» **Dataset records**
========================================
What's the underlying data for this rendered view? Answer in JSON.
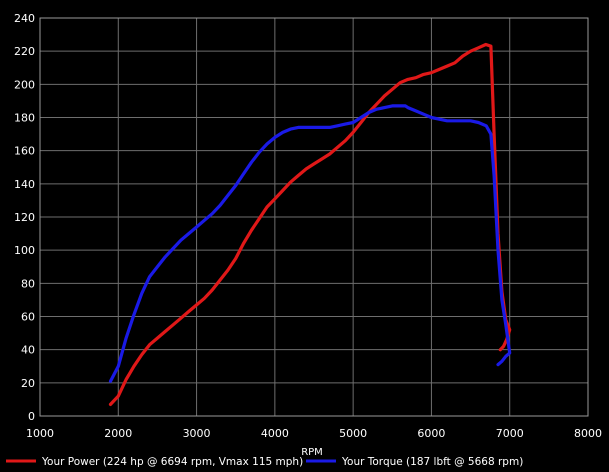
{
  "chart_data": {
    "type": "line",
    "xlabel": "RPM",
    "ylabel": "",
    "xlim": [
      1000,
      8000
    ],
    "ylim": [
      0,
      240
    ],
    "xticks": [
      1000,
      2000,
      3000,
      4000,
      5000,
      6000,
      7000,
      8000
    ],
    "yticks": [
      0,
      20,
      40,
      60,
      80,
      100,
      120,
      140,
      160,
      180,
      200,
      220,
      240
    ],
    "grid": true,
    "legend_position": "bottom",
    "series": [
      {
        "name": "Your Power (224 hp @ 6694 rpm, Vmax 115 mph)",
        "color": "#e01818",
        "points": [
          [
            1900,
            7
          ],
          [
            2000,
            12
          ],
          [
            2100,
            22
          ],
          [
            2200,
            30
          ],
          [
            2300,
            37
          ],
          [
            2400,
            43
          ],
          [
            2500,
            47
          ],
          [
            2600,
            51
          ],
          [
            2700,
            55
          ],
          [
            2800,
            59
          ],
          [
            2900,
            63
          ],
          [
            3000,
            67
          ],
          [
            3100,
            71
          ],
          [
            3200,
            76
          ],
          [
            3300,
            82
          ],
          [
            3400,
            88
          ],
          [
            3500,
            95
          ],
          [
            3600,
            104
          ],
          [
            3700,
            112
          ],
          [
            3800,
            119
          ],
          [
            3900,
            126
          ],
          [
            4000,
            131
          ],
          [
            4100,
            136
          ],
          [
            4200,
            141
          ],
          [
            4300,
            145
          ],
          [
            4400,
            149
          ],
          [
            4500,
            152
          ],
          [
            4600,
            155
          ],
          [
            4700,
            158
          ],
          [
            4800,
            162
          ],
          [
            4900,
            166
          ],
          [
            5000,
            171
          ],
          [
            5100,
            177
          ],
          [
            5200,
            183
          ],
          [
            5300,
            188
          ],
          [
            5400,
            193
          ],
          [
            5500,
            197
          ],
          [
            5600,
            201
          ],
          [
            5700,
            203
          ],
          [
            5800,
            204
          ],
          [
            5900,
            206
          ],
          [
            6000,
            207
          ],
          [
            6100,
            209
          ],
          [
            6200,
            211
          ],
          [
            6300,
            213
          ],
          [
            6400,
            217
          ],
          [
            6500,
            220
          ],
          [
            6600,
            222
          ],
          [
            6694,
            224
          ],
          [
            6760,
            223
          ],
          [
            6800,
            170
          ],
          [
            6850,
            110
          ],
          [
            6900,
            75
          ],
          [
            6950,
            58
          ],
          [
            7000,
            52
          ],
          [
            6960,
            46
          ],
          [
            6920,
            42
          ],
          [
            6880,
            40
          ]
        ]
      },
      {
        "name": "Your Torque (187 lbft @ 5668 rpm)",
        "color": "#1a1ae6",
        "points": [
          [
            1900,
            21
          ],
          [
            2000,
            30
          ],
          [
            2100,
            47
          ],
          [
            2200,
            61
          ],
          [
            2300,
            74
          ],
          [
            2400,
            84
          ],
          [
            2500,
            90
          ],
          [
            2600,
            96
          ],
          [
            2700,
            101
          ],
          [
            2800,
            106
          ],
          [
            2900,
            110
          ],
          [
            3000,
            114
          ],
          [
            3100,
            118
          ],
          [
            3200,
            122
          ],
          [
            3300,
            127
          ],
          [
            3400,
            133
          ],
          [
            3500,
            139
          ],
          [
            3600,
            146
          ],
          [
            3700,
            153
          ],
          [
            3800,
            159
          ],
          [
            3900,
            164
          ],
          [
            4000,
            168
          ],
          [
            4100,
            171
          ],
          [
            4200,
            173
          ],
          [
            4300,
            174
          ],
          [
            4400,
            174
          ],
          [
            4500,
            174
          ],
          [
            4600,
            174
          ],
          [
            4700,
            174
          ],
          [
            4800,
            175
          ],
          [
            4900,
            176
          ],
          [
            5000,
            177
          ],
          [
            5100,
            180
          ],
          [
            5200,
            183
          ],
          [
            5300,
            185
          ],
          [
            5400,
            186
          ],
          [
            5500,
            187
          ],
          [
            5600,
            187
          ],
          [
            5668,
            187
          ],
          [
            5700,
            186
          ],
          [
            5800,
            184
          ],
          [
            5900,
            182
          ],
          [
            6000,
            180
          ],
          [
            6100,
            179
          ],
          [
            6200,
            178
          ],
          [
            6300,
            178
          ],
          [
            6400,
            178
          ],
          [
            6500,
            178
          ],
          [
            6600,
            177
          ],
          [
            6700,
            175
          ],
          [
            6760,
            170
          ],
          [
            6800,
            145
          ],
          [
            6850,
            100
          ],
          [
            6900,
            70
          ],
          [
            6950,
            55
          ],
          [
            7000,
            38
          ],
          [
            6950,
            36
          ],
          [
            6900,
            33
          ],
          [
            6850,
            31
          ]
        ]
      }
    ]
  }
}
========================================
» **What is asked**
Except for the pictures, copy the material above exactly.

» **Answer to the problem**
What's the underlying data for this rendered view? Answer in JSON.
{
  "chart_data": {
    "type": "line",
    "xlabel": "RPM",
    "ylabel": "",
    "xlim": [
      1000,
      8000
    ],
    "ylim": [
      0,
      240
    ],
    "xticks": [
      1000,
      2000,
      3000,
      4000,
      5000,
      6000,
      7000,
      8000
    ],
    "yticks": [
      0,
      20,
      40,
      60,
      80,
      100,
      120,
      140,
      160,
      180,
      200,
      220,
      240
    ],
    "grid": true,
    "legend_position": "bottom",
    "series": [
      {
        "name": "Your Power (224 hp @ 6694 rpm, Vmax 115 mph)",
        "color": "#e01818",
        "points": [
          [
            1900,
            7
          ],
          [
            2000,
            12
          ],
          [
            2100,
            22
          ],
          [
            2200,
            30
          ],
          [
            2300,
            37
          ],
          [
            2400,
            43
          ],
          [
            2500,
            47
          ],
          [
            2600,
            51
          ],
          [
            2700,
            55
          ],
          [
            2800,
            59
          ],
          [
            2900,
            63
          ],
          [
            3000,
            67
          ],
          [
            3100,
            71
          ],
          [
            3200,
            76
          ],
          [
            3300,
            82
          ],
          [
            3400,
            88
          ],
          [
            3500,
            95
          ],
          [
            3600,
            104
          ],
          [
            3700,
            112
          ],
          [
            3800,
            119
          ],
          [
            3900,
            126
          ],
          [
            4000,
            131
          ],
          [
            4100,
            136
          ],
          [
            4200,
            141
          ],
          [
            4300,
            145
          ],
          [
            4400,
            149
          ],
          [
            4500,
            152
          ],
          [
            4600,
            155
          ],
          [
            4700,
            158
          ],
          [
            4800,
            162
          ],
          [
            4900,
            166
          ],
          [
            5000,
            171
          ],
          [
            5100,
            177
          ],
          [
            5200,
            183
          ],
          [
            5300,
            188
          ],
          [
            5400,
            193
          ],
          [
            5500,
            197
          ],
          [
            5600,
            201
          ],
          [
            5700,
            203
          ],
          [
            5800,
            204
          ],
          [
            5900,
            206
          ],
          [
            6000,
            207
          ],
          [
            6100,
            209
          ],
          [
            6200,
            211
          ],
          [
            6300,
            213
          ],
          [
            6400,
            217
          ],
          [
            6500,
            220
          ],
          [
            6600,
            222
          ],
          [
            6694,
            224
          ],
          [
            6760,
            223
          ],
          [
            6800,
            170
          ],
          [
            6850,
            110
          ],
          [
            6900,
            75
          ],
          [
            6950,
            58
          ],
          [
            7000,
            52
          ],
          [
            6960,
            46
          ],
          [
            6920,
            42
          ],
          [
            6880,
            40
          ]
        ]
      },
      {
        "name": "Your Torque (187 lbft @ 5668 rpm)",
        "color": "#1a1ae6",
        "points": [
          [
            1900,
            21
          ],
          [
            2000,
            30
          ],
          [
            2100,
            47
          ],
          [
            2200,
            61
          ],
          [
            2300,
            74
          ],
          [
            2400,
            84
          ],
          [
            2500,
            90
          ],
          [
            2600,
            96
          ],
          [
            2700,
            101
          ],
          [
            2800,
            106
          ],
          [
            2900,
            110
          ],
          [
            3000,
            114
          ],
          [
            3100,
            118
          ],
          [
            3200,
            122
          ],
          [
            3300,
            127
          ],
          [
            3400,
            133
          ],
          [
            3500,
            139
          ],
          [
            3600,
            146
          ],
          [
            3700,
            153
          ],
          [
            3800,
            159
          ],
          [
            3900,
            164
          ],
          [
            4000,
            168
          ],
          [
            4100,
            171
          ],
          [
            4200,
            173
          ],
          [
            4300,
            174
          ],
          [
            4400,
            174
          ],
          [
            4500,
            174
          ],
          [
            4600,
            174
          ],
          [
            4700,
            174
          ],
          [
            4800,
            175
          ],
          [
            4900,
            176
          ],
          [
            5000,
            177
          ],
          [
            5100,
            180
          ],
          [
            5200,
            183
          ],
          [
            5300,
            185
          ],
          [
            5400,
            186
          ],
          [
            5500,
            187
          ],
          [
            5600,
            187
          ],
          [
            5668,
            187
          ],
          [
            5700,
            186
          ],
          [
            5800,
            184
          ],
          [
            5900,
            182
          ],
          [
            6000,
            180
          ],
          [
            6100,
            179
          ],
          [
            6200,
            178
          ],
          [
            6300,
            178
          ],
          [
            6400,
            178
          ],
          [
            6500,
            178
          ],
          [
            6600,
            177
          ],
          [
            6700,
            175
          ],
          [
            6760,
            170
          ],
          [
            6800,
            145
          ],
          [
            6850,
            100
          ],
          [
            6900,
            70
          ],
          [
            6950,
            55
          ],
          [
            7000,
            38
          ],
          [
            6950,
            36
          ],
          [
            6900,
            33
          ],
          [
            6850,
            31
          ]
        ]
      }
    ]
  }
}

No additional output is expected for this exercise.